Copy every line from the data below in which the string "name" can be found.

---

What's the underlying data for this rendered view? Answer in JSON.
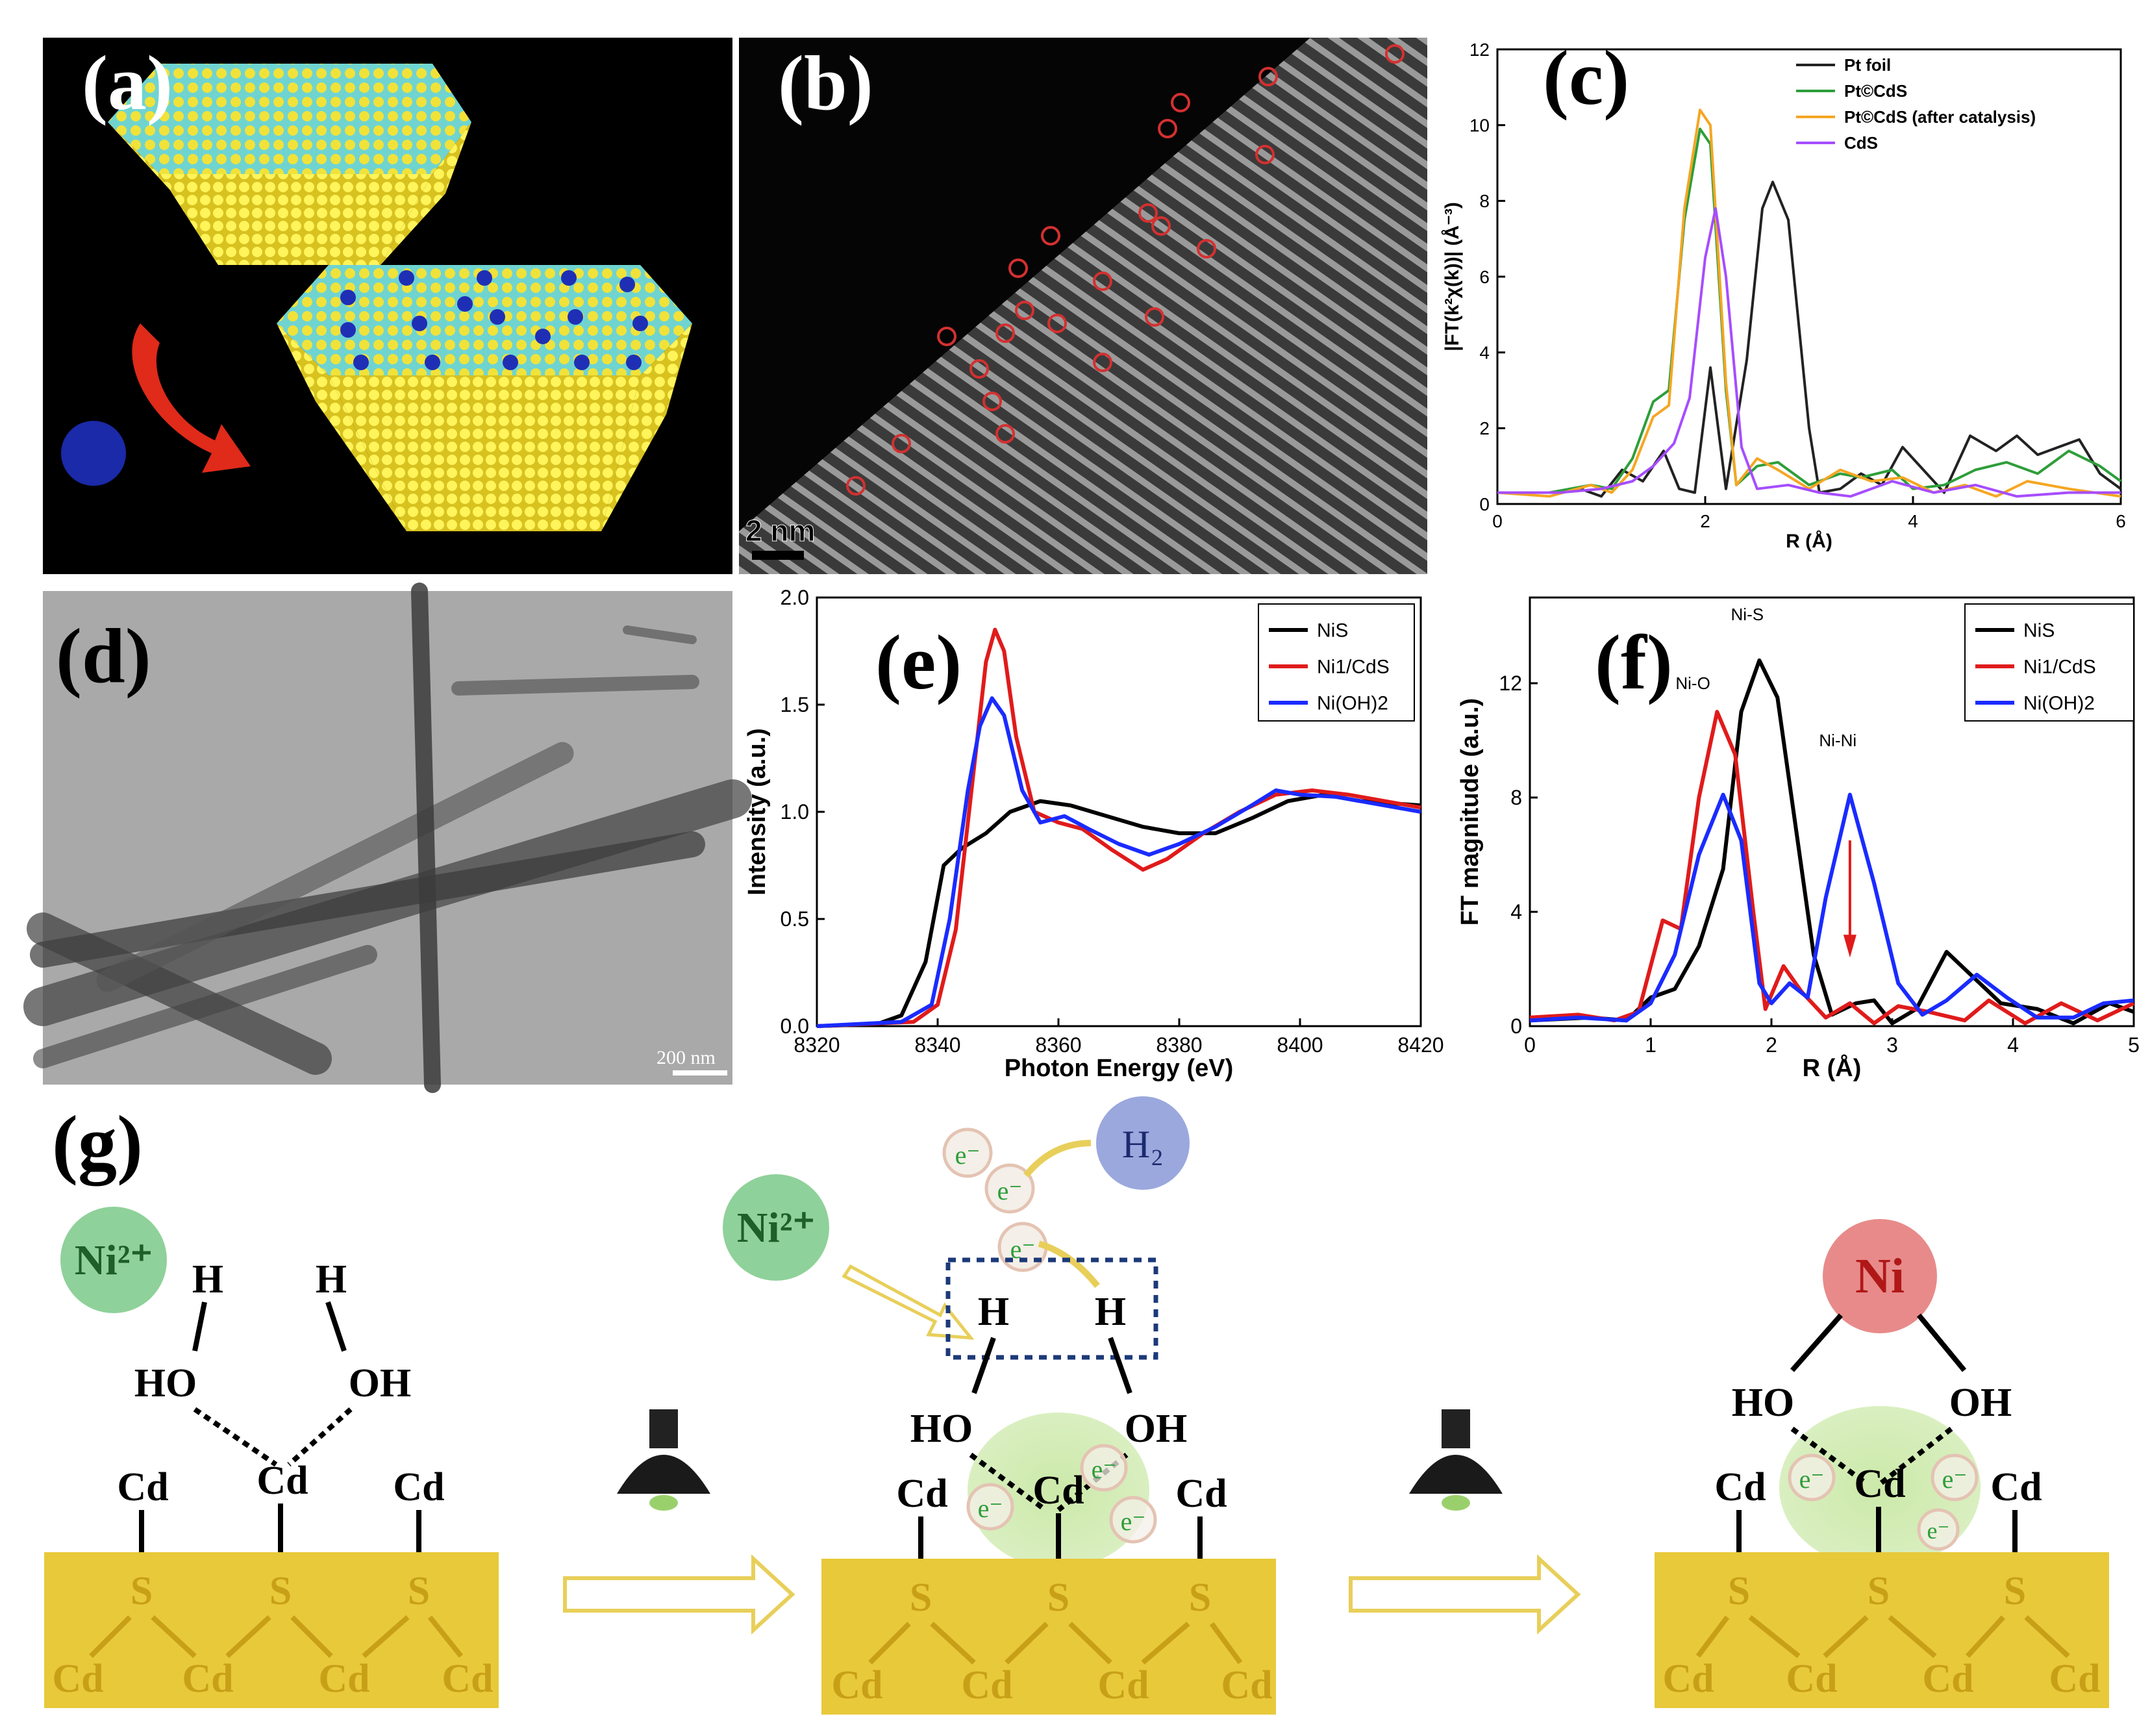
{
  "labels": {
    "a": "(a)",
    "b": "(b)",
    "c": "(c)",
    "d": "(d)",
    "e": "(e)",
    "f": "(f)",
    "g": "(g)"
  },
  "panel_b": {
    "scalebar": "2 nm"
  },
  "panel_d": {
    "scalebar": "200 nm"
  },
  "colors": {
    "cds_surface": "#e8c93a",
    "ni_green": "#8fd19a",
    "ni_red": "#e88a8a",
    "h2_blue": "#9aa8dd",
    "black": "#000000",
    "red": "#d91e1e",
    "blue": "#1a2bff",
    "green": "#2e9e3a",
    "orange": "#f5a623",
    "purple": "#a64dff"
  },
  "chart_data": [
    {
      "id": "c",
      "type": "line",
      "xlabel": "R (Å)",
      "ylabel": "|FT(k²χ(k))| (Å⁻³)",
      "xlim": [
        0,
        6
      ],
      "ylim": [
        0,
        12
      ],
      "xticks": [
        0,
        2,
        4,
        6
      ],
      "yticks": [
        0,
        2,
        4,
        6,
        8,
        10,
        12
      ],
      "legend_position": "top-right",
      "series": [
        {
          "name": "Pt foil",
          "color": "#222222",
          "points": [
            [
              0,
              0.3
            ],
            [
              0.5,
              0.3
            ],
            [
              0.8,
              0.4
            ],
            [
              1.0,
              0.2
            ],
            [
              1.2,
              0.9
            ],
            [
              1.4,
              0.6
            ],
            [
              1.6,
              1.4
            ],
            [
              1.75,
              0.4
            ],
            [
              1.9,
              0.3
            ],
            [
              2.05,
              3.6
            ],
            [
              2.2,
              0.4
            ],
            [
              2.4,
              3.8
            ],
            [
              2.55,
              7.8
            ],
            [
              2.65,
              8.5
            ],
            [
              2.8,
              7.5
            ],
            [
              3.0,
              2.0
            ],
            [
              3.1,
              0.3
            ],
            [
              3.3,
              0.4
            ],
            [
              3.5,
              0.8
            ],
            [
              3.7,
              0.5
            ],
            [
              3.9,
              1.5
            ],
            [
              4.1,
              0.9
            ],
            [
              4.3,
              0.3
            ],
            [
              4.55,
              1.8
            ],
            [
              4.8,
              1.4
            ],
            [
              5.0,
              1.8
            ],
            [
              5.2,
              1.3
            ],
            [
              5.6,
              1.7
            ],
            [
              5.8,
              0.8
            ],
            [
              6.0,
              0.4
            ]
          ]
        },
        {
          "name": "Pt©CdS",
          "color": "#2e9e3a",
          "points": [
            [
              0,
              0.3
            ],
            [
              0.5,
              0.3
            ],
            [
              0.9,
              0.5
            ],
            [
              1.1,
              0.4
            ],
            [
              1.3,
              1.2
            ],
            [
              1.5,
              2.7
            ],
            [
              1.65,
              3.0
            ],
            [
              1.8,
              7.5
            ],
            [
              1.95,
              9.9
            ],
            [
              2.05,
              9.5
            ],
            [
              2.2,
              3.0
            ],
            [
              2.3,
              0.5
            ],
            [
              2.5,
              1.0
            ],
            [
              2.7,
              1.1
            ],
            [
              3.0,
              0.5
            ],
            [
              3.3,
              0.8
            ],
            [
              3.5,
              0.7
            ],
            [
              3.8,
              0.9
            ],
            [
              4.0,
              0.4
            ],
            [
              4.3,
              0.5
            ],
            [
              4.6,
              0.9
            ],
            [
              4.9,
              1.1
            ],
            [
              5.2,
              0.8
            ],
            [
              5.5,
              1.4
            ],
            [
              5.8,
              1.0
            ],
            [
              6.0,
              0.6
            ]
          ]
        },
        {
          "name": "Pt©CdS (after catalysis)",
          "color": "#f5a623",
          "points": [
            [
              0,
              0.3
            ],
            [
              0.5,
              0.2
            ],
            [
              0.9,
              0.5
            ],
            [
              1.1,
              0.3
            ],
            [
              1.3,
              0.9
            ],
            [
              1.5,
              2.3
            ],
            [
              1.65,
              2.6
            ],
            [
              1.8,
              7.8
            ],
            [
              1.95,
              10.4
            ],
            [
              2.05,
              10.0
            ],
            [
              2.2,
              3.2
            ],
            [
              2.3,
              0.5
            ],
            [
              2.5,
              1.2
            ],
            [
              2.7,
              0.9
            ],
            [
              3.0,
              0.4
            ],
            [
              3.3,
              0.9
            ],
            [
              3.6,
              0.6
            ],
            [
              3.9,
              0.7
            ],
            [
              4.2,
              0.3
            ],
            [
              4.5,
              0.5
            ],
            [
              4.8,
              0.2
            ],
            [
              5.1,
              0.6
            ],
            [
              5.5,
              0.4
            ],
            [
              6.0,
              0.2
            ]
          ]
        },
        {
          "name": "CdS",
          "color": "#a64dff",
          "points": [
            [
              0,
              0.3
            ],
            [
              0.6,
              0.3
            ],
            [
              1.0,
              0.4
            ],
            [
              1.3,
              0.6
            ],
            [
              1.5,
              1.0
            ],
            [
              1.7,
              1.6
            ],
            [
              1.85,
              2.8
            ],
            [
              2.0,
              6.5
            ],
            [
              2.1,
              7.8
            ],
            [
              2.2,
              6.0
            ],
            [
              2.35,
              1.5
            ],
            [
              2.5,
              0.4
            ],
            [
              2.8,
              0.5
            ],
            [
              3.1,
              0.3
            ],
            [
              3.4,
              0.2
            ],
            [
              3.8,
              0.6
            ],
            [
              4.2,
              0.3
            ],
            [
              4.6,
              0.5
            ],
            [
              5.0,
              0.2
            ],
            [
              5.5,
              0.3
            ],
            [
              6.0,
              0.3
            ]
          ]
        }
      ]
    },
    {
      "id": "e",
      "type": "line",
      "xlabel": "Photon Energy (eV)",
      "ylabel": "Intensity (a.u.)",
      "xlim": [
        8320,
        8420
      ],
      "ylim": [
        0,
        2.0
      ],
      "xticks": [
        8320,
        8340,
        8360,
        8380,
        8400,
        8420
      ],
      "yticks": [
        0.0,
        0.5,
        1.0,
        1.5,
        2.0
      ],
      "legend_position": "top-right",
      "series": [
        {
          "name": "NiS",
          "color": "#000000",
          "points": [
            [
              8320,
              0
            ],
            [
              8330,
              0.01
            ],
            [
              8334,
              0.05
            ],
            [
              8338,
              0.3
            ],
            [
              8341,
              0.75
            ],
            [
              8344,
              0.83
            ],
            [
              8348,
              0.9
            ],
            [
              8352,
              1.0
            ],
            [
              8357,
              1.05
            ],
            [
              8362,
              1.03
            ],
            [
              8368,
              0.98
            ],
            [
              8374,
              0.93
            ],
            [
              8380,
              0.9
            ],
            [
              8386,
              0.9
            ],
            [
              8392,
              0.97
            ],
            [
              8398,
              1.05
            ],
            [
              8404,
              1.08
            ],
            [
              8410,
              1.05
            ],
            [
              8420,
              1.03
            ]
          ]
        },
        {
          "name": "Ni1/CdS",
          "color": "#e01b1b",
          "points": [
            [
              8320,
              0
            ],
            [
              8336,
              0.02
            ],
            [
              8340,
              0.1
            ],
            [
              8343,
              0.45
            ],
            [
              8346,
              1.2
            ],
            [
              8348,
              1.7
            ],
            [
              8349.5,
              1.85
            ],
            [
              8351,
              1.75
            ],
            [
              8353,
              1.35
            ],
            [
              8356,
              1.0
            ],
            [
              8360,
              0.95
            ],
            [
              8364,
              0.92
            ],
            [
              8369,
              0.82
            ],
            [
              8374,
              0.73
            ],
            [
              8378,
              0.78
            ],
            [
              8384,
              0.9
            ],
            [
              8390,
              1.0
            ],
            [
              8396,
              1.08
            ],
            [
              8402,
              1.1
            ],
            [
              8408,
              1.08
            ],
            [
              8420,
              1.02
            ]
          ]
        },
        {
          "name": "Ni(OH)2",
          "color": "#1a2bff",
          "points": [
            [
              8320,
              0
            ],
            [
              8334,
              0.02
            ],
            [
              8339,
              0.1
            ],
            [
              8342,
              0.5
            ],
            [
              8345,
              1.1
            ],
            [
              8347,
              1.4
            ],
            [
              8349,
              1.53
            ],
            [
              8351,
              1.45
            ],
            [
              8354,
              1.1
            ],
            [
              8357,
              0.95
            ],
            [
              8361,
              0.98
            ],
            [
              8365,
              0.92
            ],
            [
              8370,
              0.85
            ],
            [
              8375,
              0.8
            ],
            [
              8380,
              0.85
            ],
            [
              8386,
              0.93
            ],
            [
              8392,
              1.03
            ],
            [
              8396,
              1.1
            ],
            [
              8400,
              1.08
            ],
            [
              8406,
              1.07
            ],
            [
              8420,
              1.0
            ]
          ]
        }
      ]
    },
    {
      "id": "f",
      "type": "line",
      "xlabel": "R (Å)",
      "ylabel": "FT magnitude (a.u.)",
      "xlim": [
        0,
        5
      ],
      "ylim": [
        0,
        15
      ],
      "xticks": [
        0,
        1,
        2,
        3,
        4,
        5
      ],
      "yticks": [
        0,
        4,
        8,
        12
      ],
      "legend_position": "top-right",
      "annotations": [
        {
          "text": "Ni-O",
          "x": 1.35,
          "y": 11.8
        },
        {
          "text": "Ni-S",
          "x": 1.8,
          "y": 14.2
        },
        {
          "text": "Ni-Ni",
          "x": 2.55,
          "y": 9.8
        }
      ],
      "series": [
        {
          "name": "NiS",
          "color": "#000000",
          "points": [
            [
              0,
              0.2
            ],
            [
              0.5,
              0.3
            ],
            [
              0.8,
              0.2
            ],
            [
              1.0,
              1.0
            ],
            [
              1.2,
              1.3
            ],
            [
              1.4,
              2.8
            ],
            [
              1.6,
              5.5
            ],
            [
              1.75,
              11.0
            ],
            [
              1.9,
              12.8
            ],
            [
              2.05,
              11.5
            ],
            [
              2.2,
              7.0
            ],
            [
              2.35,
              2.5
            ],
            [
              2.5,
              0.4
            ],
            [
              2.7,
              0.8
            ],
            [
              2.85,
              0.9
            ],
            [
              3.0,
              0.1
            ],
            [
              3.2,
              0.6
            ],
            [
              3.45,
              2.6
            ],
            [
              3.65,
              1.8
            ],
            [
              3.9,
              0.8
            ],
            [
              4.2,
              0.6
            ],
            [
              4.5,
              0.1
            ],
            [
              4.8,
              0.8
            ],
            [
              5.0,
              0.5
            ]
          ]
        },
        {
          "name": "Ni1/CdS",
          "color": "#e01b1b",
          "points": [
            [
              0,
              0.3
            ],
            [
              0.4,
              0.4
            ],
            [
              0.7,
              0.2
            ],
            [
              0.9,
              0.5
            ],
            [
              1.1,
              3.7
            ],
            [
              1.25,
              3.4
            ],
            [
              1.4,
              8.0
            ],
            [
              1.55,
              11.0
            ],
            [
              1.7,
              9.5
            ],
            [
              1.85,
              4.0
            ],
            [
              1.95,
              0.6
            ],
            [
              2.1,
              2.1
            ],
            [
              2.25,
              1.2
            ],
            [
              2.45,
              0.3
            ],
            [
              2.65,
              0.8
            ],
            [
              2.85,
              0.1
            ],
            [
              3.05,
              0.7
            ],
            [
              3.3,
              0.5
            ],
            [
              3.6,
              0.2
            ],
            [
              3.8,
              0.9
            ],
            [
              4.1,
              0.1
            ],
            [
              4.4,
              0.8
            ],
            [
              4.7,
              0.2
            ],
            [
              5.0,
              0.8
            ]
          ]
        },
        {
          "name": "Ni(OH)2",
          "color": "#1a2bff",
          "points": [
            [
              0,
              0.2
            ],
            [
              0.4,
              0.3
            ],
            [
              0.8,
              0.2
            ],
            [
              1.0,
              0.8
            ],
            [
              1.2,
              2.5
            ],
            [
              1.4,
              6.0
            ],
            [
              1.6,
              8.1
            ],
            [
              1.75,
              6.5
            ],
            [
              1.9,
              1.5
            ],
            [
              2.0,
              0.8
            ],
            [
              2.15,
              1.5
            ],
            [
              2.3,
              1.0
            ],
            [
              2.45,
              4.5
            ],
            [
              2.65,
              8.1
            ],
            [
              2.85,
              5.0
            ],
            [
              3.05,
              1.5
            ],
            [
              3.25,
              0.4
            ],
            [
              3.45,
              0.9
            ],
            [
              3.7,
              1.8
            ],
            [
              3.95,
              1.0
            ],
            [
              4.2,
              0.3
            ],
            [
              4.5,
              0.3
            ],
            [
              4.75,
              0.8
            ],
            [
              5.0,
              0.9
            ]
          ]
        }
      ]
    }
  ],
  "schematic": {
    "ni2": "Ni²⁺",
    "ni": "Ni",
    "h": "H",
    "ho": "HO",
    "oh": "OH",
    "cd": "Cd",
    "s": "S",
    "e": "e⁻",
    "h2": "H₂"
  }
}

---

• **REPLY**
          "name": "Pt foil",
          "name": "Pt©CdS",
          "name": "Pt©CdS (after catalysis)",
          "name": "CdS",
          "name": "NiS",
          "name": "Ni1/CdS",
          "name": "Ni(OH)2",
          "name": "NiS",
          "name": "Ni1/CdS",
          "name": "Ni(OH)2",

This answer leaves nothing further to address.